# Freerider Elements replaced



## Legbacon (Jan 20, 2004)

I was down at the LBS today looking for some Freerider Elements and they didn't have any. Can't order because apparently they are being replaced with the Freerider ELC. The shop does not plan to bring the new shoes in, here's why.


----------



## OldGringo (Oct 2, 2015)

My wife would literally fall down laughing if I came home with those shoes. Guess I'm too old and not nearly cool enough to be the target market.


----------



## greddyvox (Jun 23, 2011)

I'm actually considering those too, when they are out. Don't like the garish colors either, but the weatherproofing is a big deal to me. Sharpie the whole shoe maybe?


----------



## Legbacon (Jan 20, 2004)

I ordered the old Freerider Elements from Chainreaction. I hope by the time they are worn out Five Ten hires a designer who is not a $hithead idiot.


----------



## OldGringo (Oct 2, 2015)

You can actually spray paint a shoe. Who knew?


----------



## beefmagic (Sep 17, 2005)

I have the old elements in an understated black and gray. Not sure why five ten doesn't offer each model in a basic black. Would seem to make economic sense. Those new ones look ridiculous.


----------



## Legbacon (Jan 20, 2004)

I can see the new ones being blown out cheap after a while. The young guys at the lbs didn't like em either.


----------



## HPIguy (Sep 16, 2014)

For anyone interested, the old Elements are on markdown for $87.92 at fiveten's site, and you get another 20% off right now using the FF20 coupon code, bringing the total to $70.34. And ground shipping is free.


----------



## Legbacon (Jan 20, 2004)

No free shipping to Canada. They use a courier, and CRC mails em. If you are merican stock up.


----------



## Appalachian (Apr 12, 2006)

HPIguy said:


> For anyone interested, the old Elements are on markdown for $87.92 at fiveten's site, and you get another 20% off right now using the FF20 coupon code, bringing the total to $70.34. And ground shipping is free.


Thanks!
I just picked up the lime grey vxi elements for $55.20 shipped!


----------



## LinkyPinky87 (Aug 19, 2015)

spewing they dont ship to australia....


----------



## Legbacon (Jan 20, 2004)

Well, I tested my new old Elements last night. It wasn't raining but my feet got soaked from the numerous large puddles. The water just went in the tops, but at least my feet were warm. I propped them up by a baseboard heater and they are dry and ready to go this AM.


----------



## vikb (Sep 7, 2008)

▸ **Job 1**:
Answer these three questions using the forum thread on the Freerider Elements:
(a) According to the first post, which shoe is replacing the Freerider Elements?
(b) Which coupon code does HPIguy give, and what total does it bring the price to?
(c) After testing the shoes, how did Legbacon dry them?
▸ **Job 2**:
Copy the entries verbatim, starting at the first entry and ending at the line containing "Text: 3: 3 — [495, 974, 503, 987]", with both ends included.

▸ **Entries provided**:

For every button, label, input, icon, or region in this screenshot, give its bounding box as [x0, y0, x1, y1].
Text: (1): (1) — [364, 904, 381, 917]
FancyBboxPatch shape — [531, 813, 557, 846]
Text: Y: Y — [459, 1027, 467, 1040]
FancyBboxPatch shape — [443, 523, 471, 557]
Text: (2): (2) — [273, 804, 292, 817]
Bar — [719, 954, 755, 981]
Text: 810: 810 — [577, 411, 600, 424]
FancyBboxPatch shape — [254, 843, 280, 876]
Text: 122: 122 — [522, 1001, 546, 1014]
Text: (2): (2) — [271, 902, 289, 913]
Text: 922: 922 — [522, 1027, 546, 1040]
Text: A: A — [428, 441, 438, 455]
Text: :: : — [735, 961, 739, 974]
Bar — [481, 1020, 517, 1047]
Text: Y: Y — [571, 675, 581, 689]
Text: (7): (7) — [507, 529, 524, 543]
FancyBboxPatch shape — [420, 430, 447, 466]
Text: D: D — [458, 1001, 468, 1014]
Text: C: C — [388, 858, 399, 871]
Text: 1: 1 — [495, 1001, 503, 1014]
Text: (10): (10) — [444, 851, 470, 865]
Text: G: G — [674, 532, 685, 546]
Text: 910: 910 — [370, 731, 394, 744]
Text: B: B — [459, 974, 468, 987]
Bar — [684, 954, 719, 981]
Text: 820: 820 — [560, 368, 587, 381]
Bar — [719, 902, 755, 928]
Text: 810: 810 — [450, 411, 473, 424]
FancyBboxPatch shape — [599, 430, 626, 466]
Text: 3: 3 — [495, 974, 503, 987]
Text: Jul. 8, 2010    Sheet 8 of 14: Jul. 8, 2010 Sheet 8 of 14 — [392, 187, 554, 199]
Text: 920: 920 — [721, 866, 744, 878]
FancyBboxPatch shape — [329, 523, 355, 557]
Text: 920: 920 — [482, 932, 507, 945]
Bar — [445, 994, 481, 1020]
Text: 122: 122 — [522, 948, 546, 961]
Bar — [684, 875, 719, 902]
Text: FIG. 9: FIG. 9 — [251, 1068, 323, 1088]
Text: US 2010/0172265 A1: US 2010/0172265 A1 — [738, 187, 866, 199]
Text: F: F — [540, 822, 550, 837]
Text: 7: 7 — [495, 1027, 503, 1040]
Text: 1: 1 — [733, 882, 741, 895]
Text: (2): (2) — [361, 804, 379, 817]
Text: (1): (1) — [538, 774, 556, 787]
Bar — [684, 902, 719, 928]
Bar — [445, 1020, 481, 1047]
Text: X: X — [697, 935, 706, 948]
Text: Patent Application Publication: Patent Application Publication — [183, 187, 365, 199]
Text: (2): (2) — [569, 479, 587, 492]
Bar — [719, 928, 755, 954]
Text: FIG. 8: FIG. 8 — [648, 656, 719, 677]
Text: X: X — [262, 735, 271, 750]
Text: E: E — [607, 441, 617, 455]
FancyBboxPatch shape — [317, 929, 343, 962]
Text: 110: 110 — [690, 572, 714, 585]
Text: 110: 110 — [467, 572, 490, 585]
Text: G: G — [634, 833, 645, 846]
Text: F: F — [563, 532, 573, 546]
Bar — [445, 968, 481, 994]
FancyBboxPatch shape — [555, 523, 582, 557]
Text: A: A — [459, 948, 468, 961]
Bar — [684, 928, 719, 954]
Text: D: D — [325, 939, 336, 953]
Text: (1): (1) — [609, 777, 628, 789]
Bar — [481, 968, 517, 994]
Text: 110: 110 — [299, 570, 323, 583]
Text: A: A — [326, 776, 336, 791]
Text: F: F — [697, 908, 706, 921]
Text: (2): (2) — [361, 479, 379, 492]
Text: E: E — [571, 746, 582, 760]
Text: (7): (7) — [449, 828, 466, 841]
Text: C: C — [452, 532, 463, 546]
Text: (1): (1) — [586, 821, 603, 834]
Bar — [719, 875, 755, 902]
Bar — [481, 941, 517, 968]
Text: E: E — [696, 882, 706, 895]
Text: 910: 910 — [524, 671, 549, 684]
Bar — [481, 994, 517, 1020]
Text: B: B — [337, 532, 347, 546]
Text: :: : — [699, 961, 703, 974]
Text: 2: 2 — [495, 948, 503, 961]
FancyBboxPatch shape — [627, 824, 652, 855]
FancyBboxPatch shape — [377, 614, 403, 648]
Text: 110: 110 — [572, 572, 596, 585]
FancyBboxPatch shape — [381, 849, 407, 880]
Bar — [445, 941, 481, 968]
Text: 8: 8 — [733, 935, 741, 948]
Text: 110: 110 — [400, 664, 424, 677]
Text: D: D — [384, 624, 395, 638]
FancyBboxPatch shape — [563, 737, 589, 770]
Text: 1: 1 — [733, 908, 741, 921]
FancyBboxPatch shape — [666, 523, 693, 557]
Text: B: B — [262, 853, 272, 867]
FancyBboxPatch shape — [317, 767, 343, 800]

▸ **Exercise answer 1**:
(a) The Freerider ELC.
(b) FF20, which brings the total to $70.34.
(c) He propped them up by a baseboard heater.

▸ **Exercise answer 2**:
For every button, label, input, icon, or region in this screenshot, give its bounding box as [x0, y0, x1, y1].
Text: (1): (1) — [364, 904, 381, 917]
FancyBboxPatch shape — [531, 813, 557, 846]
Text: Y: Y — [459, 1027, 467, 1040]
FancyBboxPatch shape — [443, 523, 471, 557]
Text: (2): (2) — [273, 804, 292, 817]
Bar — [719, 954, 755, 981]
Text: 810: 810 — [577, 411, 600, 424]
FancyBboxPatch shape — [254, 843, 280, 876]
Text: 122: 122 — [522, 1001, 546, 1014]
Text: (2): (2) — [271, 902, 289, 913]
Text: 922: 922 — [522, 1027, 546, 1040]
Text: A: A — [428, 441, 438, 455]
Text: :: : — [735, 961, 739, 974]
Bar — [481, 1020, 517, 1047]
Text: Y: Y — [571, 675, 581, 689]
Text: (7): (7) — [507, 529, 524, 543]
FancyBboxPatch shape — [420, 430, 447, 466]
Text: D: D — [458, 1001, 468, 1014]
Text: C: C — [388, 858, 399, 871]
Text: 1: 1 — [495, 1001, 503, 1014]
Text: (10): (10) — [444, 851, 470, 865]
Text: G: G — [674, 532, 685, 546]
Text: 910: 910 — [370, 731, 394, 744]
Text: B: B — [459, 974, 468, 987]
Bar — [684, 954, 719, 981]
Text: 820: 820 — [560, 368, 587, 381]
Bar — [719, 902, 755, 928]
Text: 810: 810 — [450, 411, 473, 424]
FancyBboxPatch shape — [599, 430, 626, 466]
Text: 3: 3 — [495, 974, 503, 987]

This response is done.